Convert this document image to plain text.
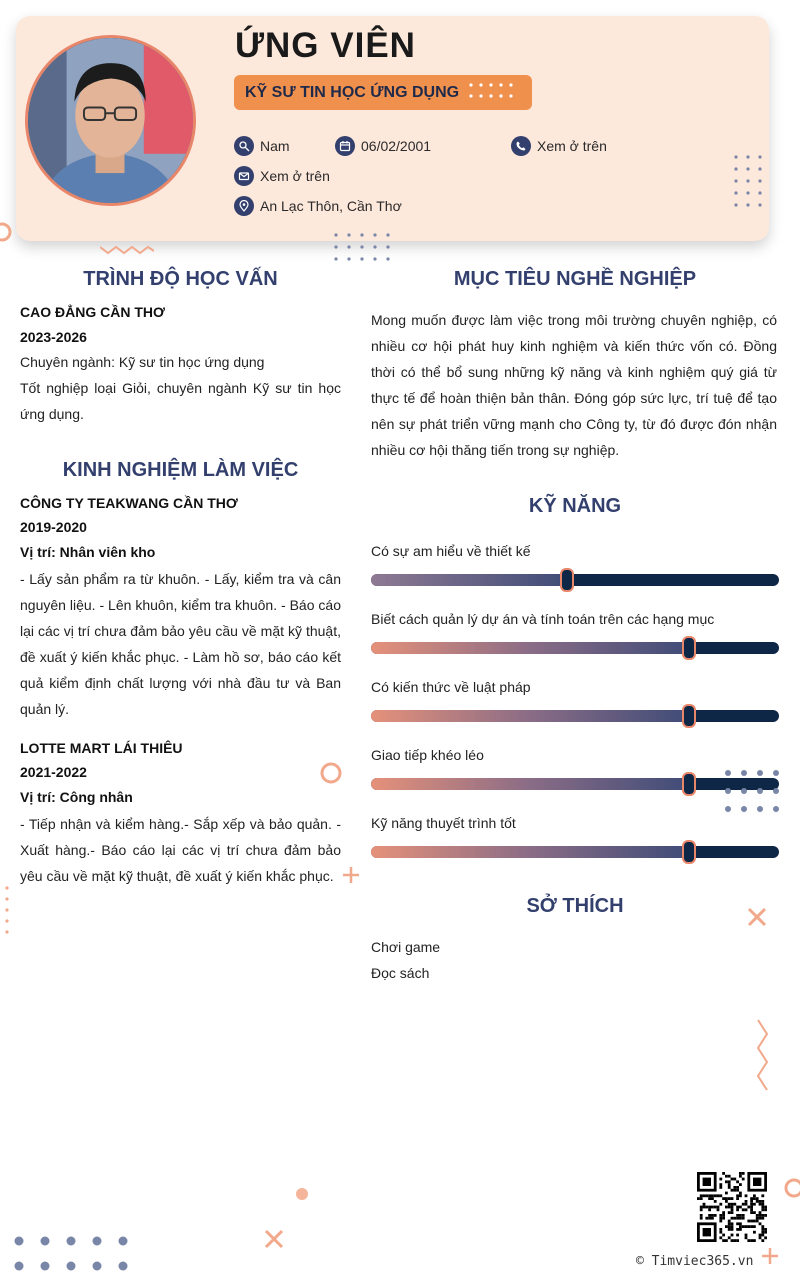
ỨNG VIÊN
KỸ SƯ TIN HỌC ỨNG DỤNG
Nam	06/02/2001	Xem ở trên
Xem ở trên
An Lạc Thôn, Cần Thơ
TRÌNH ĐỘ HỌC VẤN
CAO ĐẲNG CẦN THƠ
2023-2026
Chuyên ngành: Kỹ sư tin học ứng dụng
Tốt nghiệp loại Giỏi, chuyên ngành Kỹ sư tin học ứng dụng.
KINH NGHIỆM LÀM VIỆC
CÔNG TY TEAKWANG CẦN THƠ
2019-2020
Vị trí: Nhân viên kho
- Lấy sản phẩm ra từ khuôn. - Lấy, kiểm tra và cân nguyên liệu. - Lên khuôn, kiểm tra khuôn. - Báo cáo lại các vị trí chưa đảm bảo yêu cầu về mặt kỹ thuật, đề xuất ý kiến khắc phục. - Làm hồ sơ, báo cáo kết quả kiểm định chất lượng với nhà đầu tư và Ban quản lý.
LOTTE MART LÁI THIÊU
2021-2022
Vị trí: Công nhân
- Tiếp nhận và kiểm hàng.- Sắp xếp và bảo quản. - Xuất hàng.- Báo cáo lại các vị trí chưa đảm bảo yêu cầu về mặt kỹ thuật, đề xuất ý kiến khắc phục.
MỤC TIÊU NGHỀ NGHIỆP
Mong muốn được làm việc trong môi trường chuyên nghiệp, có nhiều cơ hội phát huy kinh nghiệm và kiến thức vốn có. Đồng thời có thể bổ sung những kỹ năng và kinh nghiệm quý giá từ thực tế để hoàn thiện bản thân. Đóng góp sức lực, trí tuệ để tạo nên sự phát triển vững mạnh cho Công ty, từ đó được đón nhận nhiều cơ hội thăng tiến trong sự nghiệp.
KỸ NĂNG
Có sự am hiểu về thiết kế
Biết cách quản lý dự án và tính toán trên các hạng mục
Có kiến thức về luật pháp
Giao tiếp khéo léo
Kỹ năng thuyết trình tốt
SỞ THÍCH
Chơi game
Đọc sách
© Timviec365.vn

* * * * * * *

- _SHORT EXERCISE_
Reproduce the material word for word. Any pictures should be left out of the copy.

- _EXPECTED ANSWER_
Convert this document image to plain text.
ỨNG VIÊN
KỸ SƯ TIN HỌC ỨNG DỤNG
Nam	06/02/2001	Xem ở trên
Xem ở trên
An Lạc Thôn, Cần Thơ
TRÌNH ĐỘ HỌC VẤN
CAO ĐẲNG CẦN THƠ
2023-2026
Chuyên ngành: Kỹ sư tin học ứng dụng
Tốt nghiệp loại Giỏi, chuyên ngành Kỹ sư tin học ứng dụng.
KINH NGHIỆM LÀM VIỆC
CÔNG TY TEAKWANG CẦN THƠ
2019-2020
Vị trí: Nhân viên kho
- Lấy sản phẩm ra từ khuôn. - Lấy, kiểm tra và cân nguyên liệu. - Lên khuôn, kiểm tra khuôn. - Báo cáo lại các vị trí chưa đảm bảo yêu cầu về mặt kỹ thuật, đề xuất ý kiến khắc phục. - Làm hồ sơ, báo cáo kết quả kiểm định chất lượng với nhà đầu tư và Ban quản lý.
LOTTE MART LÁI THIÊU
2021-2022
Vị trí: Công nhân
- Tiếp nhận và kiểm hàng.- Sắp xếp và bảo quản. - Xuất hàng.- Báo cáo lại các vị trí chưa đảm bảo yêu cầu về mặt kỹ thuật, đề xuất ý kiến khắc phục.
MỤC TIÊU NGHỀ NGHIỆP
Mong muốn được làm việc trong môi trường chuyên nghiệp, có nhiều cơ hội phát huy kinh nghiệm và kiến thức vốn có. Đồng thời có thể bổ sung những kỹ năng và kinh nghiệm quý giá từ thực tế để hoàn thiện bản thân. Đóng góp sức lực, trí tuệ để tạo nên sự phát triển vững mạnh cho Công ty, từ đó được đón nhận nhiều cơ hội thăng tiến trong sự nghiệp.
KỸ NĂNG
Có sự am hiểu về thiết kế
Biết cách quản lý dự án và tính toán trên các hạng mục
Có kiến thức về luật pháp
Giao tiếp khéo léo
Kỹ năng thuyết trình tốt
SỞ THÍCH
Chơi game
Đọc sách
© Timviec365.vn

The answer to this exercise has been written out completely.